▶ Input records:
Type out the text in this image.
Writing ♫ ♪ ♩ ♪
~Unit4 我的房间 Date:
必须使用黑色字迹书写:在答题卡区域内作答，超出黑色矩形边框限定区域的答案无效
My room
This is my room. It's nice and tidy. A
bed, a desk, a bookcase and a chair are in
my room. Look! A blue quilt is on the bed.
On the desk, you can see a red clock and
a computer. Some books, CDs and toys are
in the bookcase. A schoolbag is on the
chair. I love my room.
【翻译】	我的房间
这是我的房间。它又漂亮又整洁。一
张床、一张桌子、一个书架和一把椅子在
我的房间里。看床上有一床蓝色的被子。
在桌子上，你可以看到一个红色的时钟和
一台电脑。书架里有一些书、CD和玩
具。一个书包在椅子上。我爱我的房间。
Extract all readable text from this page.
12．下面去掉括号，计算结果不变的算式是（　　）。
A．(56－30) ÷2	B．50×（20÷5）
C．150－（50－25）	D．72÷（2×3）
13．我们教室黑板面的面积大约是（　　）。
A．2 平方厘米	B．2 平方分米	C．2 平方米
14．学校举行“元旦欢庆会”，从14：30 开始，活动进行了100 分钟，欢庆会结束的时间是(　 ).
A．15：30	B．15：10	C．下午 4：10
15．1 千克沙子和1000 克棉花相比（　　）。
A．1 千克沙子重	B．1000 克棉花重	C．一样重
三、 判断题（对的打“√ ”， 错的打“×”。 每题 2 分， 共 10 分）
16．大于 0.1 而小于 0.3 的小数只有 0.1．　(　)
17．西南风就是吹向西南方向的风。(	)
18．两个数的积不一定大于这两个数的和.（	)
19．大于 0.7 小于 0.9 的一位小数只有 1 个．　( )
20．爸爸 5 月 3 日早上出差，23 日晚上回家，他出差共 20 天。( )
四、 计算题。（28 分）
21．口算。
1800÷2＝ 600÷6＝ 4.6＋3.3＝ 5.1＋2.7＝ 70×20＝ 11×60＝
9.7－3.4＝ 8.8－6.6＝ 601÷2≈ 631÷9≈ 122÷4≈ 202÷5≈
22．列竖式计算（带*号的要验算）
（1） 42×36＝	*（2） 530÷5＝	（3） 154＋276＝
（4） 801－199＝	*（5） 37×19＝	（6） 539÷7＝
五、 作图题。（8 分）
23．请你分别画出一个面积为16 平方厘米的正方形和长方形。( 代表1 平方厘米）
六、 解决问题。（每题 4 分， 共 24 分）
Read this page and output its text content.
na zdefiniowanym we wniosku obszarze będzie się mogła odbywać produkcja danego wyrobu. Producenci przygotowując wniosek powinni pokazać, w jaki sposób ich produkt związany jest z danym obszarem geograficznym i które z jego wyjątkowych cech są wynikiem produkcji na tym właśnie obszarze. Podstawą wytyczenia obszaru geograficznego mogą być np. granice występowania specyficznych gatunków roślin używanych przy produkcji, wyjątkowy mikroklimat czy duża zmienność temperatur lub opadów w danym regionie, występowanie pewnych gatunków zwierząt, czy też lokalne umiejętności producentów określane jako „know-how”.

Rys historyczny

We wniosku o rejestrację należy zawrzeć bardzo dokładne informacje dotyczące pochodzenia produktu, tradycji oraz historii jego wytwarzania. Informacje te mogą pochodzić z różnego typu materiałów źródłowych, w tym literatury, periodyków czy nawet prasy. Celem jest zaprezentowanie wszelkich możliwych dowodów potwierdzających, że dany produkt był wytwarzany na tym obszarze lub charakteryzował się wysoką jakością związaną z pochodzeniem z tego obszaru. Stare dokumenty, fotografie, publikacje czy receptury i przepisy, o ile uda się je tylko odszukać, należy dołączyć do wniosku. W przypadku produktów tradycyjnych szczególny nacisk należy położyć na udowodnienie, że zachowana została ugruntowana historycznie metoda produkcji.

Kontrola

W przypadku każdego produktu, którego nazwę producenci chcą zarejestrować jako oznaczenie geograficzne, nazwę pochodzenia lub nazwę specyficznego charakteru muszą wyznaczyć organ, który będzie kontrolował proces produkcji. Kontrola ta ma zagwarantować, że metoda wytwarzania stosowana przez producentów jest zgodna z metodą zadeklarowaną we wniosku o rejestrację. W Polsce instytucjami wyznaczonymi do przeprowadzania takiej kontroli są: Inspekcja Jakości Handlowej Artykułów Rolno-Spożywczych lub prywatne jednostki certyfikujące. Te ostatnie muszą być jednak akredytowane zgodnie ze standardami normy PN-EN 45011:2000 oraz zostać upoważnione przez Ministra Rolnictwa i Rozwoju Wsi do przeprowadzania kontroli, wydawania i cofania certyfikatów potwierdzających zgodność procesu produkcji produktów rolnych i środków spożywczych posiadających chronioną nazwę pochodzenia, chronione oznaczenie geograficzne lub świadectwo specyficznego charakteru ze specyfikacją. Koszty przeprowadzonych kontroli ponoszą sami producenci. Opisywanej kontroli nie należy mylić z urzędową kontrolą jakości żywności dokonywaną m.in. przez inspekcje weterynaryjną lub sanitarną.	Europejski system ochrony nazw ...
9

▶ Exercise task:
Every entry must be retyped in full, exactly as given.

▶ Solution:
Type out the text in this image.
Writing ♫ ♪ ♩ ♪
~Unit4 我的房间 Date:
必须使用黑色字迹书写:在答题卡区域内作答，超出黑色矩形边框限定区域的答案无效
My room
This is my room. It's nice and tidy. A
bed, a desk, a bookcase and a chair are in
my room. Look! A blue quilt is on the bed.
On the desk, you can see a red clock and
a computer. Some books, CDs and toys are
in the bookcase. A schoolbag is on the
chair. I love my room.
【翻译】	我的房间
这是我的房间。它又漂亮又整洁。一
张床、一张桌子、一个书架和一把椅子在
我的房间里。看床上有一床蓝色的被子。
在桌子上，你可以看到一个红色的时钟和
一台电脑。书架里有一些书、CD和玩
具。一个书包在椅子上。我爱我的房间。
Extract all readable text from this page.
12．下面去掉括号，计算结果不变的算式是（　　）。
A．(56－30) ÷2	B．50×（20÷5）
C．150－（50－25）	D．72÷（2×3）
13．我们教室黑板面的面积大约是（　　）。
A．2 平方厘米	B．2 平方分米	C．2 平方米
14．学校举行“元旦欢庆会”，从14：30 开始，活动进行了100 分钟，欢庆会结束的时间是(　 ).
A．15：30	B．15：10	C．下午 4：10
15．1 千克沙子和1000 克棉花相比（　　）。
A．1 千克沙子重	B．1000 克棉花重	C．一样重
三、 判断题（对的打“√ ”， 错的打“×”。 每题 2 分， 共 10 分）
16．大于 0.1 而小于 0.3 的小数只有 0.1．　(　)
17．西南风就是吹向西南方向的风。(	)
18．两个数的积不一定大于这两个数的和.（	)
19．大于 0.7 小于 0.9 的一位小数只有 1 个．　( )
20．爸爸 5 月 3 日早上出差，23 日晚上回家，他出差共 20 天。( )
四、 计算题。（28 分）
21．口算。
1800÷2＝ 600÷6＝ 4.6＋3.3＝ 5.1＋2.7＝ 70×20＝ 11×60＝
9.7－3.4＝ 8.8－6.6＝ 601÷2≈ 631÷9≈ 122÷4≈ 202÷5≈
22．列竖式计算（带*号的要验算）
（1） 42×36＝	*（2） 530÷5＝	（3） 154＋276＝
（4） 801－199＝	*（5） 37×19＝	（6） 539÷7＝
五、 作图题。（8 分）
23．请你分别画出一个面积为16 平方厘米的正方形和长方形。( 代表1 平方厘米）
六、 解决问题。（每题 4 分， 共 24 分）
Read this page and output its text content.
na zdefiniowanym we wniosku obszarze będzie się mogła odbywać produkcja danego wyrobu. Producenci przygotowując wniosek powinni pokazać, w jaki sposób ich produkt związany jest z danym obszarem geograficznym i które z jego wyjątkowych cech są wynikiem produkcji na tym właśnie obszarze. Podstawą wytyczenia obszaru geograficznego mogą być np. granice występowania specyficznych gatunków roślin używanych przy produkcji, wyjątkowy mikroklimat czy duża zmienność temperatur lub opadów w danym regionie, występowanie pewnych gatunków zwierząt, czy też lokalne umiejętności producentów określane jako „know-how”.

Rys historyczny

We wniosku o rejestrację należy zawrzeć bardzo dokładne informacje dotyczące pochodzenia produktu, tradycji oraz historii jego wytwarzania. Informacje te mogą pochodzić z różnego typu materiałów źródłowych, w tym literatury, periodyków czy nawet prasy. Celem jest zaprezentowanie wszelkich możliwych dowodów potwierdzających, że dany produkt był wytwarzany na tym obszarze lub charakteryzował się wysoką jakością związaną z pochodzeniem z tego obszaru. Stare dokumenty, fotografie, publikacje czy receptury i przepisy, o ile uda się je tylko odszukać, należy dołączyć do wniosku. W przypadku produktów tradycyjnych szczególny nacisk należy położyć na udowodnienie, że zachowana została ugruntowana historycznie metoda produkcji.

Kontrola

W przypadku każdego produktu, którego nazwę producenci chcą zarejestrować jako oznaczenie geograficzne, nazwę pochodzenia lub nazwę specyficznego charakteru muszą wyznaczyć organ, który będzie kontrolował proces produkcji. Kontrola ta ma zagwarantować, że metoda wytwarzania stosowana przez producentów jest zgodna z metodą zadeklarowaną we wniosku o rejestrację. W Polsce instytucjami wyznaczonymi do przeprowadzania takiej kontroli są: Inspekcja Jakości Handlowej Artykułów Rolno-Spożywczych lub prywatne jednostki certyfikujące. Te ostatnie muszą być jednak akredytowane zgodnie ze standardami normy PN-EN 45011:2000 oraz zostać upoważnione przez Ministra Rolnictwa i Rozwoju Wsi do przeprowadzania kontroli, wydawania i cofania certyfikatów potwierdzających zgodność procesu produkcji produktów rolnych i środków spożywczych posiadających chronioną nazwę pochodzenia, chronione oznaczenie geograficzne lub świadectwo specyficznego charakteru ze specyfikacją. Koszty przeprowadzonych kontroli ponoszą sami producenci. Opisywanej kontroli nie należy mylić z urzędową kontrolą jakości żywności dokonywaną m.in. przez inspekcje weterynaryjną lub sanitarną.	Europejski system ochrony nazw ...
9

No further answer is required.